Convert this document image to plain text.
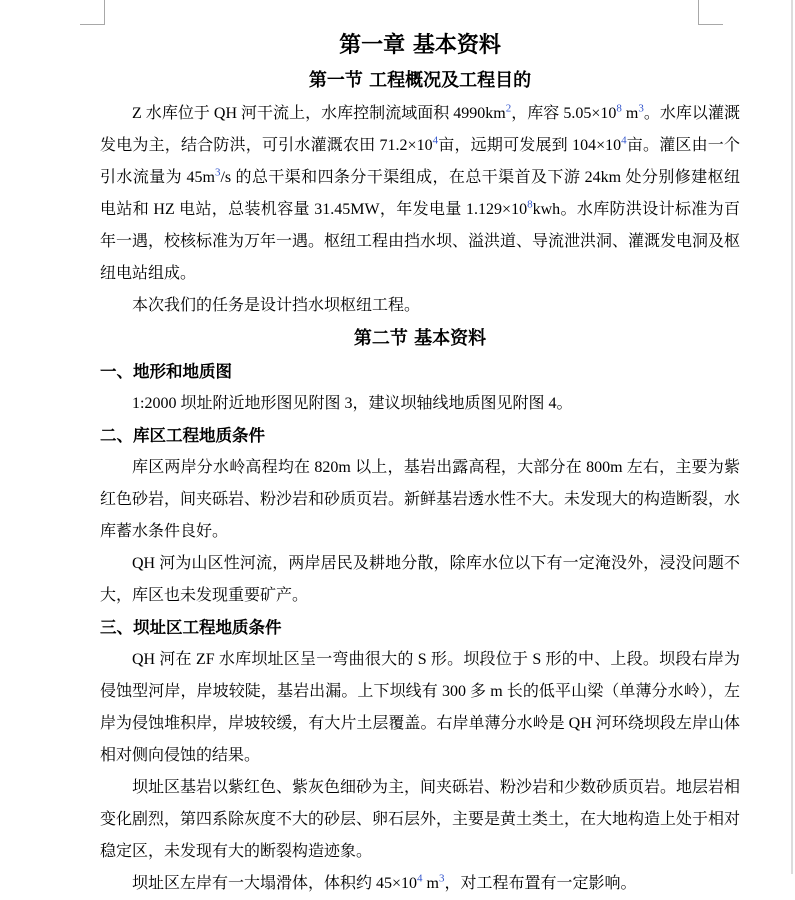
第一章 基本资料
第一节 工程概况及工程目的

Z 水库位于 QH 河干流上，水库控制流域面积 $4990km^2$，库容 $5.05\times 10^8$ $m^3$。水库以灌溉发电为主，结合防洪，可引水灌溉农田 $71.2\times 10^4$亩，远期可发展到 $104\times 10^4$亩。灌区由一个引水流量为 $45m^3/s$ 的总干渠和四条分干渠组成，在总干渠首及下游 24km 处分别修建枢纽电站和 HZ 电站，总装机容量 31.45MW，年发电量 $1.129\times 10^8kwh$。水库防洪设计标准为百年一遇，校核标准为万年一遇。枢纽工程由挡水坝、溢洪道、导流泄洪洞、灌溉发电洞及枢纽电站组成。

本次我们的任务是设计挡水坝枢纽工程。

第二节 基本资料
一、地形和地质图

1:2000 坝址附近地形图见附图 3，建议坝轴线地质图见附图 4。

二、库区工程地质条件

库区两岸分水岭高程均在 820m 以上，基岩出露高程，大部分在 800m 左右，主要为紫红色砂岩，间夹砾岩、粉沙岩和砂质页岩。新鲜基岩透水性不大。未发现大的构造断裂，水库蓄水条件良好。

QH 河为山区性河流，两岸居民及耕地分散，除库水位以下有一定淹没外，浸没问题不大，库区也未发现重要矿产。

三、坝址区工程地质条件

QH 河在 ZF 水库坝址区呈一弯曲很大的 S 形。坝段位于 S 形的中、上段。坝段右岸为侵蚀型河岸，岸坡较陡，基岩出漏。上下坝线有 300 多 m 长的低平山梁（单薄分水岭），左岸为侵蚀堆积岸，岸坡较缓，有大片土层覆盖。右岸单薄分水岭是 QH 河环绕坝段左岸山体相对侧向侵蚀的结果。

坝址区基岩以紫红色、紫灰色细砂为主，间夹砾岩、粉沙岩和少数砂质页岩。地层岩相变化剧烈，第四系除灰度不大的砂层、卵石层外，主要是黄土类土，在大地构造上处于相对稳定区，未发现有大的断裂构造迹象。

坝址区左岸有一大塌滑体，体积约 $45\times 10^4$ $m^3$，对工程布置有一定影响。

□ □ □

Copy out the entries verbatim and leave the images out.

Convert this document image to plain text.
第一章 基本资料
第一节 工程概况及工程目的

Z 水库位于 QH 河干流上，水库控制流域面积 $4990km^2$，库容 $5.05\times 10^8$ $m^3$。水库以灌溉发电为主，结合防洪，可引水灌溉农田 $71.2\times 10^4$亩，远期可发展到 $104\times 10^4$亩。灌区由一个引水流量为 $45m^3/s$ 的总干渠和四条分干渠组成，在总干渠首及下游 24km 处分别修建枢纽电站和 HZ 电站，总装机容量 31.45MW，年发电量 $1.129\times 10^8kwh$。水库防洪设计标准为百年一遇，校核标准为万年一遇。枢纽工程由挡水坝、溢洪道、导流泄洪洞、灌溉发电洞及枢纽电站组成。

本次我们的任务是设计挡水坝枢纽工程。

第二节 基本资料
一、地形和地质图

1:2000 坝址附近地形图见附图 3，建议坝轴线地质图见附图 4。

二、库区工程地质条件

库区两岸分水岭高程均在 820m 以上，基岩出露高程，大部分在 800m 左右，主要为紫红色砂岩，间夹砾岩、粉沙岩和砂质页岩。新鲜基岩透水性不大。未发现大的构造断裂，水库蓄水条件良好。

QH 河为山区性河流，两岸居民及耕地分散，除库水位以下有一定淹没外，浸没问题不大，库区也未发现重要矿产。

三、坝址区工程地质条件

QH 河在 ZF 水库坝址区呈一弯曲很大的 S 形。坝段位于 S 形的中、上段。坝段右岸为侵蚀型河岸，岸坡较陡，基岩出漏。上下坝线有 300 多 m 长的低平山梁（单薄分水岭），左岸为侵蚀堆积岸，岸坡较缓，有大片土层覆盖。右岸单薄分水岭是 QH 河环绕坝段左岸山体相对侧向侵蚀的结果。

坝址区基岩以紫红色、紫灰色细砂为主，间夹砾岩、粉沙岩和少数砂质页岩。地层岩相变化剧烈，第四系除灰度不大的砂层、卵石层外，主要是黄土类土，在大地构造上处于相对稳定区，未发现有大的断裂构造迹象。

坝址区左岸有一大塌滑体，体积约 $45\times 10^4$ $m^3$，对工程布置有一定影响。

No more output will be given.